Saved entries:
▼

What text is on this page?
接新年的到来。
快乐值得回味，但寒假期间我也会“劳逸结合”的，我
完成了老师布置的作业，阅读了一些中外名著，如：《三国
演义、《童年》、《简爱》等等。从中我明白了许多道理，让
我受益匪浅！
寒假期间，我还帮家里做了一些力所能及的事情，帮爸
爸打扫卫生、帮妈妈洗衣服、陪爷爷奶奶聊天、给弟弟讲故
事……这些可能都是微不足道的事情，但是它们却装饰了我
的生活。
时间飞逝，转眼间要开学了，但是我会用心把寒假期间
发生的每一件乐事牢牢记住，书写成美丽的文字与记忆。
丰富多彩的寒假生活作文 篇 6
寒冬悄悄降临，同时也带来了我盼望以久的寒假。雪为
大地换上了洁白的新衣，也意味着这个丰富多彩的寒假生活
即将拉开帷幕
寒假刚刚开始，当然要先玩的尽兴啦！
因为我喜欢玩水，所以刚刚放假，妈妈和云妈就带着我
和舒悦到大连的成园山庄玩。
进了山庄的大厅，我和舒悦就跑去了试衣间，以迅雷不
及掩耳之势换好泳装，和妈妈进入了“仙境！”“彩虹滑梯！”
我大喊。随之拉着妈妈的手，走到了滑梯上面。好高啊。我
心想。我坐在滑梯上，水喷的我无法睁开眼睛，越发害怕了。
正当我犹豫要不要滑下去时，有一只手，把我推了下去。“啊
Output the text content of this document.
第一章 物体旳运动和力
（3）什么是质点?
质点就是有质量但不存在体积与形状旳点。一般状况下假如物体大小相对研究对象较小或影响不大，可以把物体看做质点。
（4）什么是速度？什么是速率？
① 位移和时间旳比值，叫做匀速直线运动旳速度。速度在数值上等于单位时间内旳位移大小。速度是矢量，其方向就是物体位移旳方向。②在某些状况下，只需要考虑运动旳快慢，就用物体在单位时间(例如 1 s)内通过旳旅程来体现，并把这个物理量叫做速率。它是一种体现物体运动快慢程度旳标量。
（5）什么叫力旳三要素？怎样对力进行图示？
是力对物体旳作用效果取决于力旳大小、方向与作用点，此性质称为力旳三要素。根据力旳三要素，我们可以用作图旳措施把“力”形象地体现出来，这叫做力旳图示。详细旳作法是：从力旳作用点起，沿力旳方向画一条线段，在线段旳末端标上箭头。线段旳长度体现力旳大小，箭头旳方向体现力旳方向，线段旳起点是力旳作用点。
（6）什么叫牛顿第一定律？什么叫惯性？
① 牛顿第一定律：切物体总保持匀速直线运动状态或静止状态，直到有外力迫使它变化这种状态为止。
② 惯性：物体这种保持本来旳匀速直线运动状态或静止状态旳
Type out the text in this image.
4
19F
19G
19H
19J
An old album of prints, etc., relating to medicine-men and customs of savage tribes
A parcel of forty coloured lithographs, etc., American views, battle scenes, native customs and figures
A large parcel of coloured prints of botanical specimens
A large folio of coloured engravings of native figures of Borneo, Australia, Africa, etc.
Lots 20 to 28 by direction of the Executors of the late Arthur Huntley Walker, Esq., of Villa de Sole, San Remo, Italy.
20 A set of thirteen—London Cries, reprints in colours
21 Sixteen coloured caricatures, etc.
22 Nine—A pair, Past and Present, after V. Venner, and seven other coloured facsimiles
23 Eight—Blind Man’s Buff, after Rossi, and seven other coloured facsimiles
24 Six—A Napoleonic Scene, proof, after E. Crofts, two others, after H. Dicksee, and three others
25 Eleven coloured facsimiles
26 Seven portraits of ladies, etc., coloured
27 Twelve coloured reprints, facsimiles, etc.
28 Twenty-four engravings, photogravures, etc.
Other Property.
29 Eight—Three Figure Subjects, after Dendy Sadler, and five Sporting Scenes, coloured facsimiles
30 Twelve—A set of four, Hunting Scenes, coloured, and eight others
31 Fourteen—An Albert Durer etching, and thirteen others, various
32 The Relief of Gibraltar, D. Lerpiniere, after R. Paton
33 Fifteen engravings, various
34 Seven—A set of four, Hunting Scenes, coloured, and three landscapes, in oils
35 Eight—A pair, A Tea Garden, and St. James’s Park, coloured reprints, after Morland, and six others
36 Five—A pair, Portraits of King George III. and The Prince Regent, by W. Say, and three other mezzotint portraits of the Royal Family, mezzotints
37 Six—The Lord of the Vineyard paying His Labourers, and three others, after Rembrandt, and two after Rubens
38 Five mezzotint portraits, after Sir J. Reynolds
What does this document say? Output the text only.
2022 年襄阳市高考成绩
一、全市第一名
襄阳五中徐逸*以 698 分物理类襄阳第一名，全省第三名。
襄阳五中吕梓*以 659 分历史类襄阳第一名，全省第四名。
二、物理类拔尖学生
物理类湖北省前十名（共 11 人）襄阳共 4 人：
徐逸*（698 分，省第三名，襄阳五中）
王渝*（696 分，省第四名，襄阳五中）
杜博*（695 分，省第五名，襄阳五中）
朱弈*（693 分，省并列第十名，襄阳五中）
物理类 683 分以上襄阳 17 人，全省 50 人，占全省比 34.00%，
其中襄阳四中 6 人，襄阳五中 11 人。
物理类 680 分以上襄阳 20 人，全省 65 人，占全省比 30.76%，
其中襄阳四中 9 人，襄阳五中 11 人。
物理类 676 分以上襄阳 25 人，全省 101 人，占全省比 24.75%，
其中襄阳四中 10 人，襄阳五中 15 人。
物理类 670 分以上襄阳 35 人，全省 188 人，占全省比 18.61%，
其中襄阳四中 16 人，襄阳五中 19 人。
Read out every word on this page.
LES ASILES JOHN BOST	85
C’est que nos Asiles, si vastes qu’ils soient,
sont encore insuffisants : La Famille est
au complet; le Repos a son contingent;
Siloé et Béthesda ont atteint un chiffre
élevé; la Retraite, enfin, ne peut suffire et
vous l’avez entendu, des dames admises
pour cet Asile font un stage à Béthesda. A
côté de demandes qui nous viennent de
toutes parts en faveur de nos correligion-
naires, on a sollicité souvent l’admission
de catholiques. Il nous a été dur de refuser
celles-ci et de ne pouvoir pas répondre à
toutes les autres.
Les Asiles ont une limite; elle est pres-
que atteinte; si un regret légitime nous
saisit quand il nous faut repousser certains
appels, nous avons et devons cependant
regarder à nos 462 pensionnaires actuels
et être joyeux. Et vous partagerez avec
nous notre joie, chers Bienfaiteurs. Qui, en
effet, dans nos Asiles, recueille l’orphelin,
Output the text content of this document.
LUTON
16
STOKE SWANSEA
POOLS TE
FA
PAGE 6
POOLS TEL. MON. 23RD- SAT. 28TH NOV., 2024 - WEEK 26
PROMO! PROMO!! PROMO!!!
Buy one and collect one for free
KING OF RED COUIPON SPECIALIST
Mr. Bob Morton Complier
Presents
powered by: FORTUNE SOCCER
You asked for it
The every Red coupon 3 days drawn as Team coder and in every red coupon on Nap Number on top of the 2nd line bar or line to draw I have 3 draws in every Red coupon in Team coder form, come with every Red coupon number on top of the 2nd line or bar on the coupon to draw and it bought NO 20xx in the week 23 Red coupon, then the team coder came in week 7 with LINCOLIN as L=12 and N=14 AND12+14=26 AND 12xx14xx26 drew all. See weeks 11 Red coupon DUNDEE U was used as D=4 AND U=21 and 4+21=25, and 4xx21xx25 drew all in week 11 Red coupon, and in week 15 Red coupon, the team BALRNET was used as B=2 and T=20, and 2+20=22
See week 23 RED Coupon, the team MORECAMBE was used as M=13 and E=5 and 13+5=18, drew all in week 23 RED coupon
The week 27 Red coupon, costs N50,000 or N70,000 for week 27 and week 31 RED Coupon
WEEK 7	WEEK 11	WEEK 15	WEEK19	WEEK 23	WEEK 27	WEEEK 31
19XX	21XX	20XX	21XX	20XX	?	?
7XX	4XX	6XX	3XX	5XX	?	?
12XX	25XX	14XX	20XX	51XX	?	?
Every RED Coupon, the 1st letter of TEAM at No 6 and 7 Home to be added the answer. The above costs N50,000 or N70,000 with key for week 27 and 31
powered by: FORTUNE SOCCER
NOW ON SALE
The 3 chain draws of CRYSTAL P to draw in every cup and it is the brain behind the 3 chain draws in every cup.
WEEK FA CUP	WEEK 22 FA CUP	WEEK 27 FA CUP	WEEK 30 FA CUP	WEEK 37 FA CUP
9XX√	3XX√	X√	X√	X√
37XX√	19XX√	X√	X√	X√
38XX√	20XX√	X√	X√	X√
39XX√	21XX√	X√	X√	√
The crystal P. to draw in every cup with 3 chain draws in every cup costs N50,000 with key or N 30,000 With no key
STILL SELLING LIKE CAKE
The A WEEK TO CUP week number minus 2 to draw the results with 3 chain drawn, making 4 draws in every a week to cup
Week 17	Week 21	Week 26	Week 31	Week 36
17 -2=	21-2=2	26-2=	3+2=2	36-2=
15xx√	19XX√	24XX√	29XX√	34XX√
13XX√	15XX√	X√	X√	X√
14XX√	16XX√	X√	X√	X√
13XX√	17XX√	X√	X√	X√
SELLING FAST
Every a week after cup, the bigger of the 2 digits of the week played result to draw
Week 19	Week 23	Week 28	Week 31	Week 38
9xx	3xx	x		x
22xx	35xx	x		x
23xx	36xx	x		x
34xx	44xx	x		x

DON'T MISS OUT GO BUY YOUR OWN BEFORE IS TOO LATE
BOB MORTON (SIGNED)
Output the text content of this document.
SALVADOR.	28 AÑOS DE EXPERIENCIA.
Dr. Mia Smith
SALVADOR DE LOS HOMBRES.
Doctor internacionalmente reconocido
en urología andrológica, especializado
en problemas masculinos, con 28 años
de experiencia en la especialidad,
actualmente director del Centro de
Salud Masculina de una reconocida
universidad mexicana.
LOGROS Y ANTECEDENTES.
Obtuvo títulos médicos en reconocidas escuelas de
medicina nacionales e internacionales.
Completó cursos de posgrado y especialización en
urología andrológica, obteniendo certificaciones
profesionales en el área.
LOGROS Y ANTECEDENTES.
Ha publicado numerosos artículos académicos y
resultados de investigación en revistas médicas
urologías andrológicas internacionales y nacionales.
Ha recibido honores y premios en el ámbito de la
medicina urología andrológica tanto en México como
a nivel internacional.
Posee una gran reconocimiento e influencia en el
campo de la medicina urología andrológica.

▲

• WHAT THE EXERCISE ASKS
Find the number of lines in which the word "SELLING" occurs, and write nothing but that number.

• IN RESPONSE
2